# Task to complete
Find each line with the string "JSON" and copy it.

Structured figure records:
— Start —

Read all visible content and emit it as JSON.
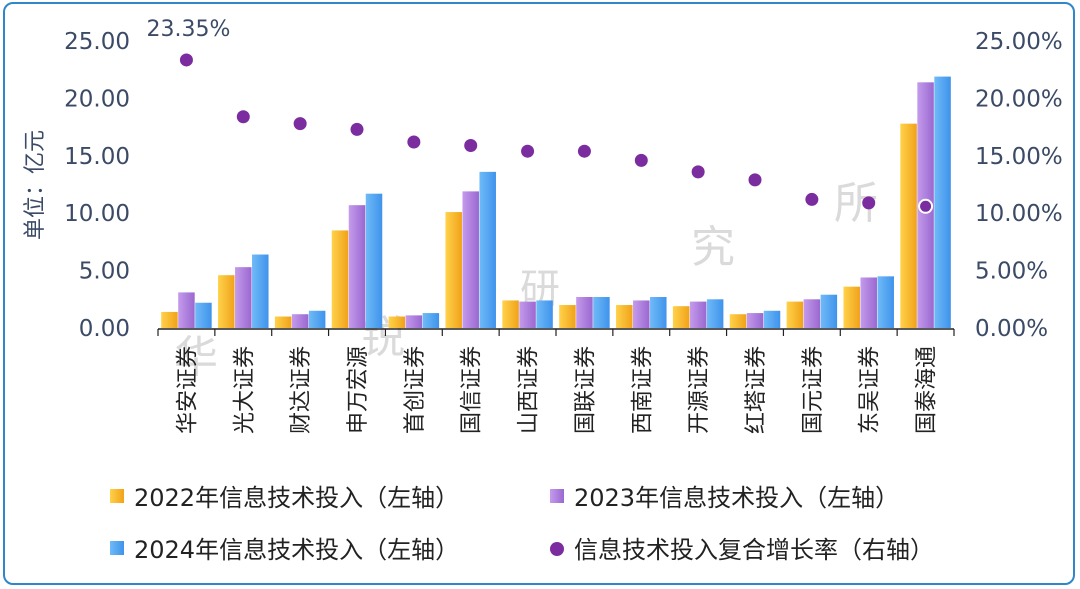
{
  "chart_data": {
    "type": "bar",
    "categories": [
      "华安证券",
      "光大证券",
      "财达证券",
      "申万宏源",
      "首创证券",
      "国信证券",
      "山西证券",
      "国联证券",
      "西南证券",
      "开源证券",
      "红塔证券",
      "国元证券",
      "东吴证券",
      "国泰海通"
    ],
    "series": [
      {
        "name": "2022年信息技术投入（左轴）",
        "axis": "left",
        "color": "#f5b21f",
        "values": [
          1.4,
          4.6,
          1.0,
          8.5,
          1.0,
          10.1,
          2.4,
          2.0,
          2.0,
          1.9,
          1.2,
          2.3,
          3.6,
          17.8
        ]
      },
      {
        "name": "2023年信息技术投入（左轴）",
        "axis": "left",
        "color": "#a475d6",
        "values": [
          3.1,
          5.3,
          1.2,
          10.7,
          1.1,
          11.9,
          2.3,
          2.7,
          2.4,
          2.3,
          1.3,
          2.5,
          4.4,
          21.4
        ]
      },
      {
        "name": "2024年信息技术投入（左轴）",
        "axis": "left",
        "color": "#4aa3f2",
        "values": [
          2.2,
          6.4,
          1.5,
          11.7,
          1.3,
          13.6,
          2.4,
          2.7,
          2.7,
          2.5,
          1.5,
          2.9,
          4.5,
          21.9
        ]
      },
      {
        "name": "信息技术投入复合增长率（右轴）",
        "axis": "right",
        "type": "scatter",
        "color": "#7b2c9f",
        "values": [
          23.35,
          18.4,
          17.8,
          17.3,
          16.2,
          15.9,
          15.4,
          15.4,
          14.6,
          13.6,
          12.9,
          11.2,
          10.9,
          10.6
        ]
      }
    ],
    "ylabel": "单位：亿元",
    "ylim": [
      0,
      25
    ],
    "y_ticks": [
      "0.00",
      "5.00",
      "10.00",
      "15.00",
      "20.00",
      "25.00"
    ],
    "y2lim": [
      0,
      25
    ],
    "y2_ticks": [
      "0.00%",
      "5.00%",
      "10.00%",
      "15.00%",
      "20.00%",
      "25.00%"
    ],
    "annotation": "23.35%",
    "legend_position": "bottom",
    "grid": false
  },
  "watermark": [
    "华",
    "锐",
    "研",
    "究",
    "所"
  ]
}
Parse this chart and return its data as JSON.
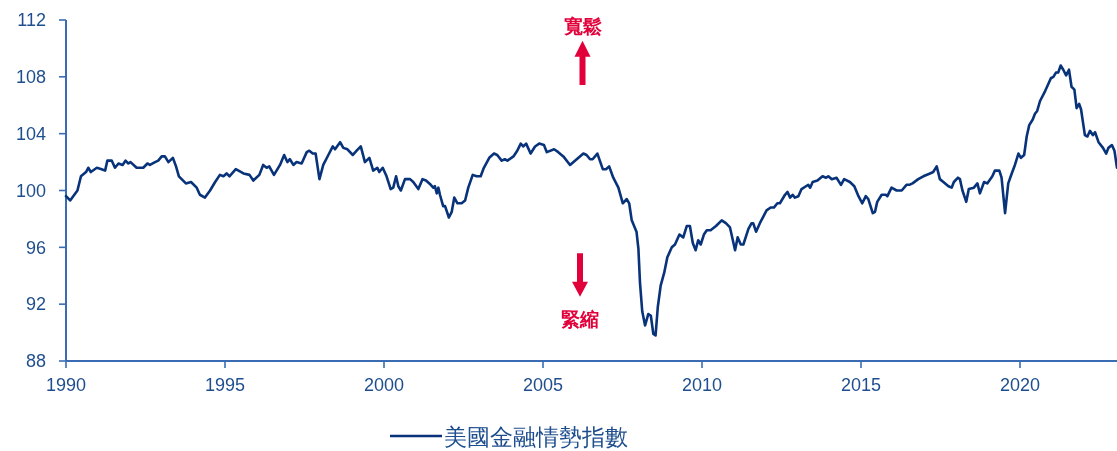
{
  "chart_data": {
    "type": "line",
    "series": [
      {
        "name": "美國金融情勢指數",
        "color": "#08337a",
        "x": [
          1990.0,
          1990.13,
          1990.36,
          1990.47,
          1990.63,
          1990.7,
          1990.78,
          1990.97,
          1991.12,
          1991.23,
          1991.3,
          1991.44,
          1991.54,
          1991.65,
          1991.78,
          1991.87,
          1991.96,
          1992.03,
          1992.22,
          1992.43,
          1992.56,
          1992.64,
          1992.8,
          1992.9,
          1993.01,
          1993.11,
          1993.22,
          1993.36,
          1993.46,
          1993.55,
          1993.77,
          1993.93,
          1994.11,
          1994.21,
          1994.37,
          1994.53,
          1994.69,
          1994.84,
          1994.95,
          1995.05,
          1995.14,
          1995.34,
          1995.58,
          1995.77,
          1995.89,
          1996.08,
          1996.2,
          1996.31,
          1996.39,
          1996.54,
          1996.73,
          1996.86,
          1996.96,
          1997.04,
          1997.15,
          1997.25,
          1997.41,
          1997.57,
          1997.65,
          1997.76,
          1997.85,
          1997.97,
          1998.09,
          1998.25,
          1998.39,
          1998.46,
          1998.62,
          1998.72,
          1998.85,
          1999.02,
          1999.14,
          1999.27,
          1999.4,
          1999.54,
          1999.66,
          1999.79,
          1999.85,
          1999.96,
          2000.08,
          2000.21,
          2000.29,
          2000.38,
          2000.45,
          2000.53,
          2000.66,
          2000.82,
          2000.92,
          2001.08,
          2001.21,
          2001.32,
          2001.47,
          2001.55,
          2001.6,
          2001.66,
          2001.71,
          2001.76,
          2001.86,
          2001.92,
          2002.04,
          2002.13,
          2002.21,
          2002.31,
          2002.44,
          2002.55,
          2002.65,
          2002.79,
          2002.91,
          2003.04,
          2003.14,
          2003.31,
          2003.46,
          2003.56,
          2003.7,
          2003.8,
          2003.88,
          2004.07,
          2004.19,
          2004.3,
          2004.38,
          2004.47,
          2004.61,
          2004.75,
          2004.88,
          2005.03,
          2005.12,
          2005.35,
          2005.48,
          2005.64,
          2005.85,
          2006.06,
          2006.27,
          2006.37,
          2006.48,
          2006.56,
          2006.71,
          2006.88,
          2006.98,
          2007.08,
          2007.21,
          2007.37,
          2007.51,
          2007.63,
          2007.71,
          2007.79,
          2007.94,
          2008.0,
          2008.05,
          2008.12,
          2008.21,
          2008.31,
          2008.39,
          2008.47,
          2008.54,
          2008.61,
          2008.7,
          2008.81,
          2008.91,
          2009.05,
          2009.15,
          2009.29,
          2009.41,
          2009.52,
          2009.62,
          2009.71,
          2009.8,
          2009.88,
          2009.96,
          2010.06,
          2010.15,
          2010.27,
          2010.44,
          2010.62,
          2010.75,
          2010.88,
          2011.04,
          2011.12,
          2011.22,
          2011.3,
          2011.46,
          2011.56,
          2011.61,
          2011.7,
          2011.82,
          2012.03,
          2012.16,
          2012.26,
          2012.37,
          2012.45,
          2012.61,
          2012.69,
          2012.77,
          2012.85,
          2012.92,
          2013.03,
          2013.13,
          2013.27,
          2013.34,
          2013.4,
          2013.48,
          2013.63,
          2013.79,
          2013.9,
          2013.97,
          2014.08,
          2014.23,
          2014.37,
          2014.47,
          2014.65,
          2014.79,
          2014.92,
          2015.04,
          2015.15,
          2015.23,
          2015.37,
          2015.44,
          2015.51,
          2015.65,
          2015.78,
          2015.83,
          2015.96,
          2016.12,
          2016.28,
          2016.43,
          2016.52,
          2016.62,
          2016.8,
          2016.96,
          2017.17,
          2017.27,
          2017.38,
          2017.48,
          2017.59,
          2017.75,
          2017.85,
          2017.92,
          2018.05,
          2018.11,
          2018.19,
          2018.31,
          2018.39,
          2018.55,
          2018.66,
          2018.74,
          2018.87,
          2018.97,
          2019.13,
          2019.21,
          2019.35,
          2019.42,
          2019.53,
          2019.63,
          2019.74,
          2019.84,
          2019.95,
          2020.03,
          2020.13,
          2020.21,
          2020.29,
          2020.4,
          2020.47,
          2020.54,
          2020.63,
          2020.79,
          2020.89,
          2020.97,
          2021.05,
          2021.13,
          2021.2,
          2021.28,
          2021.36,
          2021.45,
          2021.54,
          2021.62,
          2021.71,
          2021.78,
          2021.86,
          2021.92,
          2022.04,
          2022.12,
          2022.2,
          2022.29,
          2022.36,
          2022.47,
          2022.61,
          2022.71,
          2022.78,
          2022.89,
          2022.97,
          2023.05
        ],
        "values": [
          99.6,
          99.3,
          100.0,
          101.0,
          101.3,
          101.6,
          101.3,
          101.6,
          101.5,
          101.4,
          102.1,
          102.1,
          101.6,
          101.9,
          101.8,
          102.1,
          101.9,
          102.0,
          101.6,
          101.6,
          101.9,
          101.8,
          102.0,
          102.1,
          102.4,
          102.4,
          102.0,
          102.3,
          101.7,
          101.0,
          100.5,
          100.6,
          100.2,
          99.7,
          99.5,
          100.0,
          100.6,
          101.1,
          101.0,
          101.2,
          101.0,
          101.5,
          101.2,
          101.1,
          100.7,
          101.1,
          101.8,
          101.6,
          101.7,
          101.1,
          101.8,
          102.5,
          102.0,
          102.2,
          101.8,
          102.0,
          101.9,
          102.7,
          102.8,
          102.6,
          102.6,
          100.8,
          101.8,
          102.5,
          103.1,
          102.9,
          103.4,
          103.0,
          102.9,
          102.5,
          102.8,
          103.1,
          102.0,
          102.3,
          101.4,
          101.6,
          101.3,
          101.6,
          101.0,
          100.1,
          100.2,
          101.0,
          100.3,
          100.0,
          100.8,
          100.8,
          100.6,
          100.1,
          100.8,
          100.7,
          100.4,
          100.2,
          100.3,
          99.8,
          100.2,
          99.7,
          98.9,
          98.9,
          98.1,
          98.5,
          99.5,
          99.1,
          99.1,
          99.3,
          100.2,
          101.1,
          101.0,
          101.0,
          101.6,
          102.3,
          102.6,
          102.5,
          102.1,
          102.2,
          102.1,
          102.4,
          102.8,
          103.3,
          103.1,
          103.3,
          102.6,
          103.1,
          103.3,
          103.2,
          102.7,
          102.9,
          102.7,
          102.4,
          101.8,
          102.2,
          102.6,
          102.5,
          102.2,
          102.2,
          102.6,
          101.5,
          101.5,
          101.7,
          100.9,
          100.2,
          99.1,
          99.4,
          99.1,
          97.9,
          97.1,
          95.9,
          93.5,
          91.5,
          90.5,
          91.3,
          91.2,
          89.9,
          89.8,
          91.8,
          93.3,
          94.2,
          95.3,
          96.0,
          96.2,
          96.9,
          96.7,
          97.5,
          97.5,
          96.3,
          95.8,
          96.5,
          96.2,
          96.9,
          97.2,
          97.2,
          97.5,
          97.9,
          97.7,
          97.4,
          95.8,
          96.7,
          96.2,
          96.2,
          97.3,
          97.7,
          97.7,
          97.1,
          97.7,
          98.6,
          98.8,
          98.8,
          99.1,
          99.1,
          99.7,
          99.9,
          99.5,
          99.7,
          99.5,
          99.6,
          100.1,
          100.3,
          100.4,
          100.2,
          100.6,
          100.7,
          101.0,
          100.9,
          101.0,
          100.8,
          100.9,
          100.4,
          100.8,
          100.6,
          100.3,
          99.6,
          99.1,
          99.6,
          99.4,
          98.4,
          98.5,
          99.2,
          99.7,
          99.7,
          99.6,
          100.2,
          100.0,
          100.0,
          100.4,
          100.4,
          100.5,
          100.8,
          101.0,
          101.2,
          101.3,
          101.7,
          100.8,
          100.6,
          100.3,
          100.2,
          100.6,
          100.9,
          100.8,
          100.0,
          99.2,
          100.1,
          100.2,
          100.5,
          99.8,
          100.6,
          100.5,
          101.0,
          101.4,
          101.4,
          100.9,
          98.4,
          100.5,
          101.2,
          101.8,
          102.6,
          102.3,
          102.5,
          103.8,
          104.6,
          105.0,
          105.4,
          105.6,
          106.3,
          107.0,
          107.5,
          107.9,
          108.0,
          108.3,
          108.3,
          108.8,
          108.5,
          108.1,
          108.5,
          107.3,
          107.1,
          105.8,
          106.1,
          105.7,
          103.9,
          103.8,
          104.2,
          103.9,
          104.1,
          103.4,
          103.0,
          102.6,
          103.0,
          103.2,
          102.8,
          101.6
        ]
      }
    ],
    "xlim": [
      1990,
      2023.05
    ],
    "xticks": [
      1990,
      1995,
      2000,
      2005,
      2010,
      2015,
      2020
    ],
    "ylim": [
      88,
      112
    ],
    "yticks": [
      88,
      92,
      96,
      100,
      104,
      108,
      112
    ],
    "annotations": [
      "寬鬆",
      "緊縮"
    ],
    "legend": "bottom"
  }
}
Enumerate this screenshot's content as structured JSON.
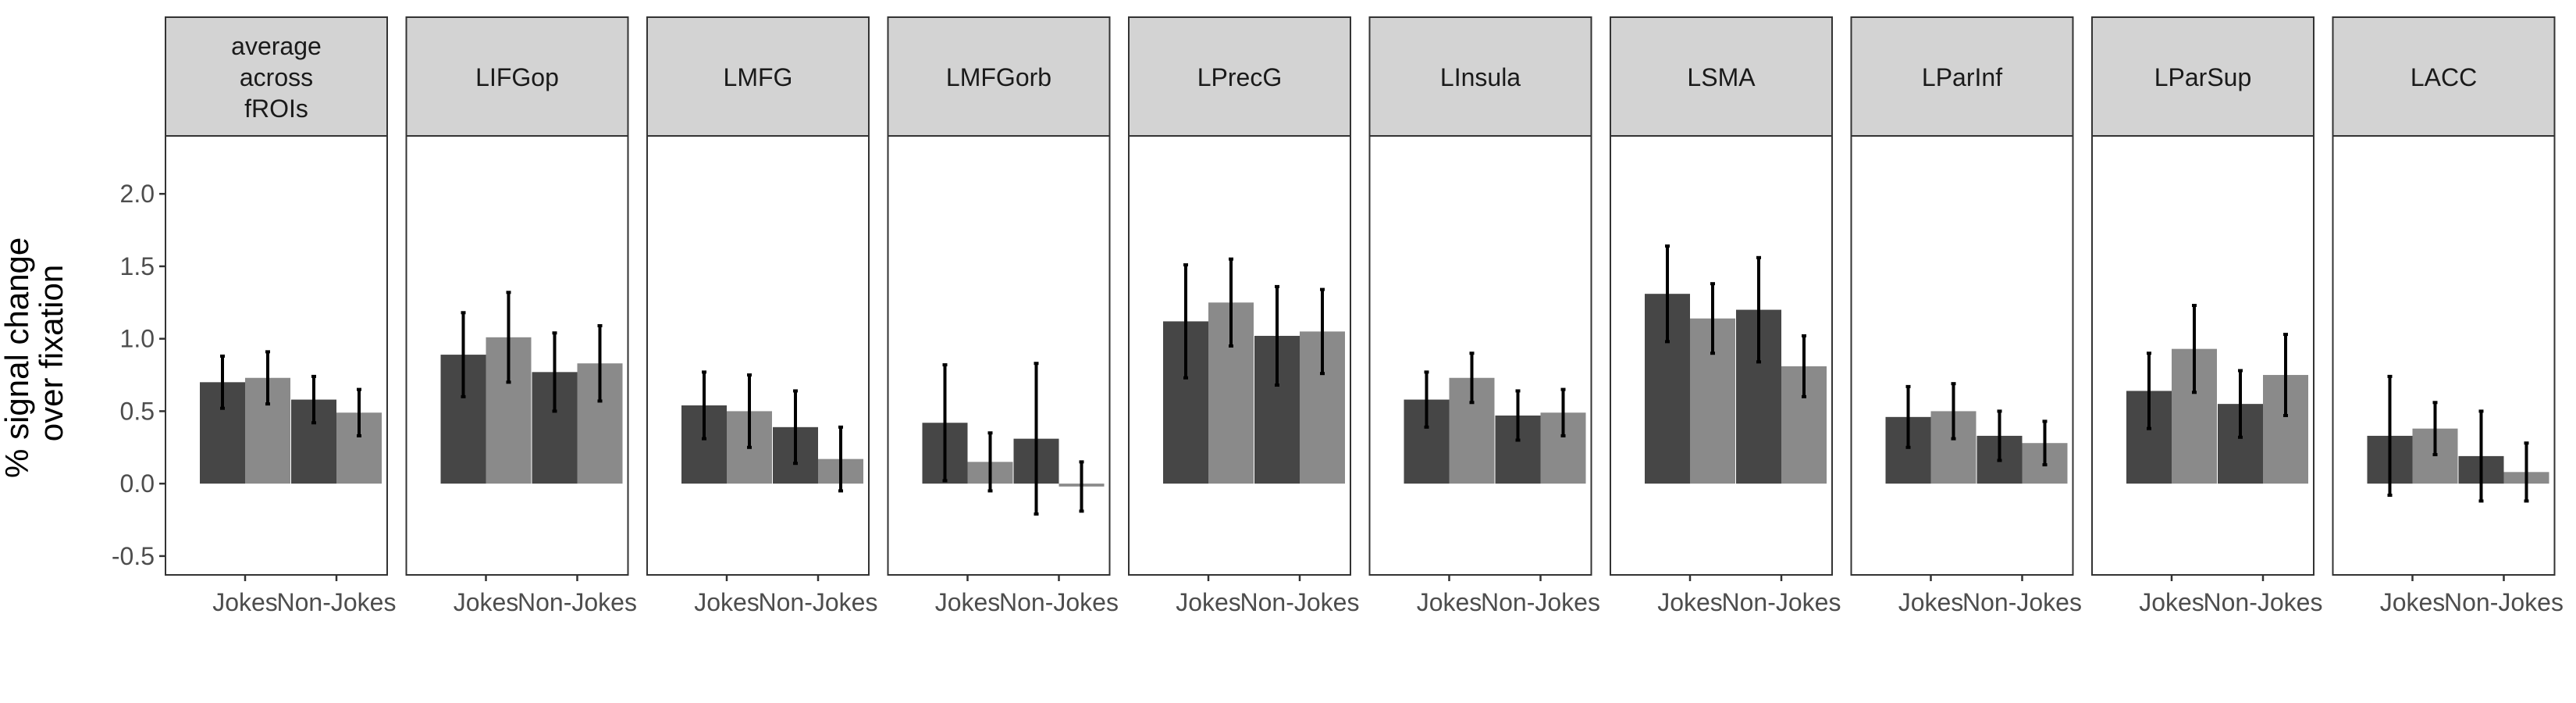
{
  "chart_data": {
    "type": "bar",
    "ylabel": "% signal change\nover fixation",
    "xlabel": "",
    "ylim": [
      -0.63,
      2.4
    ],
    "yticks": [
      -0.5,
      0.0,
      0.5,
      1.0,
      1.5,
      2.0
    ],
    "ytick_labels": [
      "-0.5",
      "0.0",
      "0.5",
      "1.0",
      "1.5",
      "2.0"
    ],
    "grid": false,
    "categories": [
      "Jokes",
      "Non-Jokes"
    ],
    "series_colors": [
      "#464646",
      "#8a8a8a"
    ],
    "panels": [
      {
        "title": "average\nacross\nfROIs",
        "values": [
          [
            0.7,
            0.73
          ],
          [
            0.58,
            0.49
          ]
        ],
        "errors": [
          [
            0.18,
            0.18
          ],
          [
            0.16,
            0.16
          ]
        ]
      },
      {
        "title": "LIFGop",
        "values": [
          [
            0.89,
            1.01
          ],
          [
            0.77,
            0.83
          ]
        ],
        "errors": [
          [
            0.29,
            0.31
          ],
          [
            0.27,
            0.26
          ]
        ]
      },
      {
        "title": "LMFG",
        "values": [
          [
            0.54,
            0.5
          ],
          [
            0.39,
            0.17
          ]
        ],
        "errors": [
          [
            0.23,
            0.25
          ],
          [
            0.25,
            0.22
          ]
        ]
      },
      {
        "title": "LMFGorb",
        "values": [
          [
            0.42,
            0.15
          ],
          [
            0.31,
            -0.02
          ]
        ],
        "errors": [
          [
            0.4,
            0.2
          ],
          [
            0.52,
            0.17
          ]
        ]
      },
      {
        "title": "LPrecG",
        "values": [
          [
            1.12,
            1.25
          ],
          [
            1.02,
            1.05
          ]
        ],
        "errors": [
          [
            0.39,
            0.3
          ],
          [
            0.34,
            0.29
          ]
        ]
      },
      {
        "title": "LInsula",
        "values": [
          [
            0.58,
            0.73
          ],
          [
            0.47,
            0.49
          ]
        ],
        "errors": [
          [
            0.19,
            0.17
          ],
          [
            0.17,
            0.16
          ]
        ]
      },
      {
        "title": "LSMA",
        "values": [
          [
            1.31,
            1.14
          ],
          [
            1.2,
            0.81
          ]
        ],
        "errors": [
          [
            0.33,
            0.24
          ],
          [
            0.36,
            0.21
          ]
        ]
      },
      {
        "title": "LParInf",
        "values": [
          [
            0.46,
            0.5
          ],
          [
            0.33,
            0.28
          ]
        ],
        "errors": [
          [
            0.21,
            0.19
          ],
          [
            0.17,
            0.15
          ]
        ]
      },
      {
        "title": "LParSup",
        "values": [
          [
            0.64,
            0.93
          ],
          [
            0.55,
            0.75
          ]
        ],
        "errors": [
          [
            0.26,
            0.3
          ],
          [
            0.23,
            0.28
          ]
        ]
      },
      {
        "title": "LACC",
        "values": [
          [
            0.33,
            0.38
          ],
          [
            0.19,
            0.08
          ]
        ],
        "errors": [
          [
            0.41,
            0.18
          ],
          [
            0.31,
            0.2
          ]
        ]
      }
    ]
  }
}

— End —

# Solved exercise
Read all visible content and emit it as JSON.
Parse this chart and return its data as JSON.
Enumerate this screenshot's content as structured JSON.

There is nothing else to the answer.